--- TO BE DONE ---
Answer with one number only: the number of lines that contain "Sonstige".

╭─ PROVIDED DATA

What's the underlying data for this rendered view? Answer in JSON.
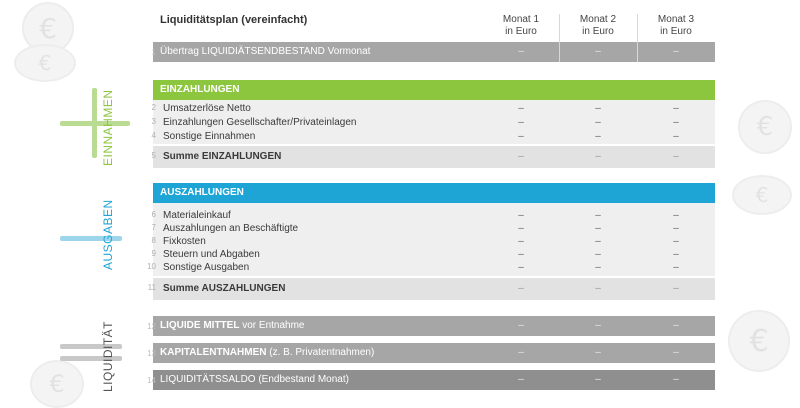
{
  "title": "Liquiditätsplan (vereinfacht)",
  "columns": [
    {
      "line1": "Monat 1",
      "line2": "in Euro"
    },
    {
      "line1": "Monat 2",
      "line2": "in Euro"
    },
    {
      "line1": "Monat 3",
      "line2": "in Euro"
    }
  ],
  "dash": "–",
  "carry_over": {
    "num": "1",
    "label": "Übertrag LIQUIDIÄTSENDBESTAND Vormonat"
  },
  "einzahlungen": {
    "side_label": "EINNAHMEN",
    "header": "EINZAHLUNGEN",
    "color": "#8cc63f",
    "items": [
      {
        "num": "2",
        "label": "Umsatzerlöse Netto"
      },
      {
        "num": "3",
        "label": "Einzahlungen Gesellschafter/Privateinlagen"
      },
      {
        "num": "4",
        "label": "Sonstige Einnahmen"
      }
    ],
    "sum": {
      "num": "5",
      "label": "Summe EINZAHLUNGEN"
    }
  },
  "auszahlungen": {
    "side_label": "AUSGABEN",
    "header": "AUSZAHLUNGEN",
    "color": "#1ea5d6",
    "items": [
      {
        "num": "6",
        "label": "Materialeinkauf"
      },
      {
        "num": "7",
        "label": "Auszahlungen an Beschäftigte"
      },
      {
        "num": "8",
        "label": "Fixkosten"
      },
      {
        "num": "9",
        "label": "Steuern und Abgaben"
      },
      {
        "num": "10",
        "label": "Sonstige Ausgaben"
      }
    ],
    "sum": {
      "num": "11",
      "label": "Summe AUSZAHLUNGEN"
    }
  },
  "liquiditaet": {
    "side_label": "LIQUIDITÄT",
    "row12": {
      "num": "12",
      "bold": "LIQUIDE MITTEL",
      "rest": " vor Entnahme"
    },
    "row13": {
      "num": "13",
      "bold": "KAPITALENTNAHMEN",
      "rest": " (z. B. Privatentnahmen)"
    },
    "row14": {
      "num": "14",
      "label": "LIQUIDITÄTSSALDO (Endbestand Monat)"
    }
  },
  "colors": {
    "green": "#8cc63f",
    "blue": "#1ea5d6",
    "gray_bar": "#a6a6a6",
    "band": "#efefef"
  }
}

╰─

--- EXPECTED OUTPUT ---
2